Collection entries
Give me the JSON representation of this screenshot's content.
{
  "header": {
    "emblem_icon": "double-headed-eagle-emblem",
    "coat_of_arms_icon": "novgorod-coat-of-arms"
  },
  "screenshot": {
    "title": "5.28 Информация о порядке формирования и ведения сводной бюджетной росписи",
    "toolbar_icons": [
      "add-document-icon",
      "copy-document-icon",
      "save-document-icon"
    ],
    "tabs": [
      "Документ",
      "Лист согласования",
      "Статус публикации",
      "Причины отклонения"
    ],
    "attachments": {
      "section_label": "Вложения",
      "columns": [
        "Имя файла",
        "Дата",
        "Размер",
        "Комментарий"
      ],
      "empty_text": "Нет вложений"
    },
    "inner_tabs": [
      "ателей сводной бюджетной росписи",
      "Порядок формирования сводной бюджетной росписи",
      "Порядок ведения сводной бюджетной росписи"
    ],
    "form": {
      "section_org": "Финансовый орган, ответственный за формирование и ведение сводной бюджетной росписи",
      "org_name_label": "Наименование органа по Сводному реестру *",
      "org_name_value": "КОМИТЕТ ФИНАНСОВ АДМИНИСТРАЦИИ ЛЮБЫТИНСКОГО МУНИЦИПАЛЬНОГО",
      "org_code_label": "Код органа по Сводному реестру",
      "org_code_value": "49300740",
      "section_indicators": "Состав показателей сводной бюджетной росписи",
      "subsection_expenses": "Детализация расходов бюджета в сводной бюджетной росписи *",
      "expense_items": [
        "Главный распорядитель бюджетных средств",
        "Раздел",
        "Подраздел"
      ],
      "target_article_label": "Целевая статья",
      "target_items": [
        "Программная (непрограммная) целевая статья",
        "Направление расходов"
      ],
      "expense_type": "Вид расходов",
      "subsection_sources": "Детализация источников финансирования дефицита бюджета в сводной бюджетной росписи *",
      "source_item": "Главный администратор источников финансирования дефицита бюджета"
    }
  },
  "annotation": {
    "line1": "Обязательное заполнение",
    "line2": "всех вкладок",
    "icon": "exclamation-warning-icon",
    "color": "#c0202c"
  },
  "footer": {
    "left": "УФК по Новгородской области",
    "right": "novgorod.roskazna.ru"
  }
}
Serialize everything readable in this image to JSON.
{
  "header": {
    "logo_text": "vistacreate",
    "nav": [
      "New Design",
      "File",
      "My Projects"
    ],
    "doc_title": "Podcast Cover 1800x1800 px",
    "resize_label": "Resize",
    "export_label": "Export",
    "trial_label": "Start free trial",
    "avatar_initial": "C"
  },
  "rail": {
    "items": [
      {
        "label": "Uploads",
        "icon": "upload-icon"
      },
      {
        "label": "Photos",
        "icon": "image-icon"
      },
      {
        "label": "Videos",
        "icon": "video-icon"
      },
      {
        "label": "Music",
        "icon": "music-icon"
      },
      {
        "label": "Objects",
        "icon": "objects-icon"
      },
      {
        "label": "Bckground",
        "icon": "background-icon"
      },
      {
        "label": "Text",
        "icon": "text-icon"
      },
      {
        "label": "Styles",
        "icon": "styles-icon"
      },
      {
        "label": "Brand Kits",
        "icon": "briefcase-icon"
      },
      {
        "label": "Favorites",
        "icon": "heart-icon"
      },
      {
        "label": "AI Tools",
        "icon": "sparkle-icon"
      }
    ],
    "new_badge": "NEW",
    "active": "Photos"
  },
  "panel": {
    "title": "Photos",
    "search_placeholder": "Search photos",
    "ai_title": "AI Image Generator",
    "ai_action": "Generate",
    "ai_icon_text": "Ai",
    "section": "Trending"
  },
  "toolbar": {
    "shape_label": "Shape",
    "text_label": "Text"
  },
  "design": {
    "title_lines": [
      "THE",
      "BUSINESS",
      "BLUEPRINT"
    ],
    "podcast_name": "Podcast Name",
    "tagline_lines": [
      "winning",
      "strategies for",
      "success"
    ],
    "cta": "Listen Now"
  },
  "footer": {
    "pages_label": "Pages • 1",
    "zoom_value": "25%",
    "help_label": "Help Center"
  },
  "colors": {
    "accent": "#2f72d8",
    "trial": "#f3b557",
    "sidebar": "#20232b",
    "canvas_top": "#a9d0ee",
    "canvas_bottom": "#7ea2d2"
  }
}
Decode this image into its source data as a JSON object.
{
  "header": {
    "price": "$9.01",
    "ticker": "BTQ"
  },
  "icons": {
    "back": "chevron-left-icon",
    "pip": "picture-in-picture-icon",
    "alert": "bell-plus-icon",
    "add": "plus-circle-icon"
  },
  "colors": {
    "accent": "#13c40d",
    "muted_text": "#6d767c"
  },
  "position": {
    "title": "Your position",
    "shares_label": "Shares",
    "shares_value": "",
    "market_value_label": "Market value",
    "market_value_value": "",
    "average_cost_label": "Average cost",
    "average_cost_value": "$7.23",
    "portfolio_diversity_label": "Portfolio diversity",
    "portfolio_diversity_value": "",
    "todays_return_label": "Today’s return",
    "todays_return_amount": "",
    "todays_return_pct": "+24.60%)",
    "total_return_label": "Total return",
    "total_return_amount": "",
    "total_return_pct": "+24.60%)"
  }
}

**Problem to work on:**
Isolate the lines above that contain the word "JSON" and copy them.

**Response for this exercise:**
Give me the JSON representation of this screenshot's content.
Serialize everything readable in this image to JSON.
Decode this image into its source data as a JSON object.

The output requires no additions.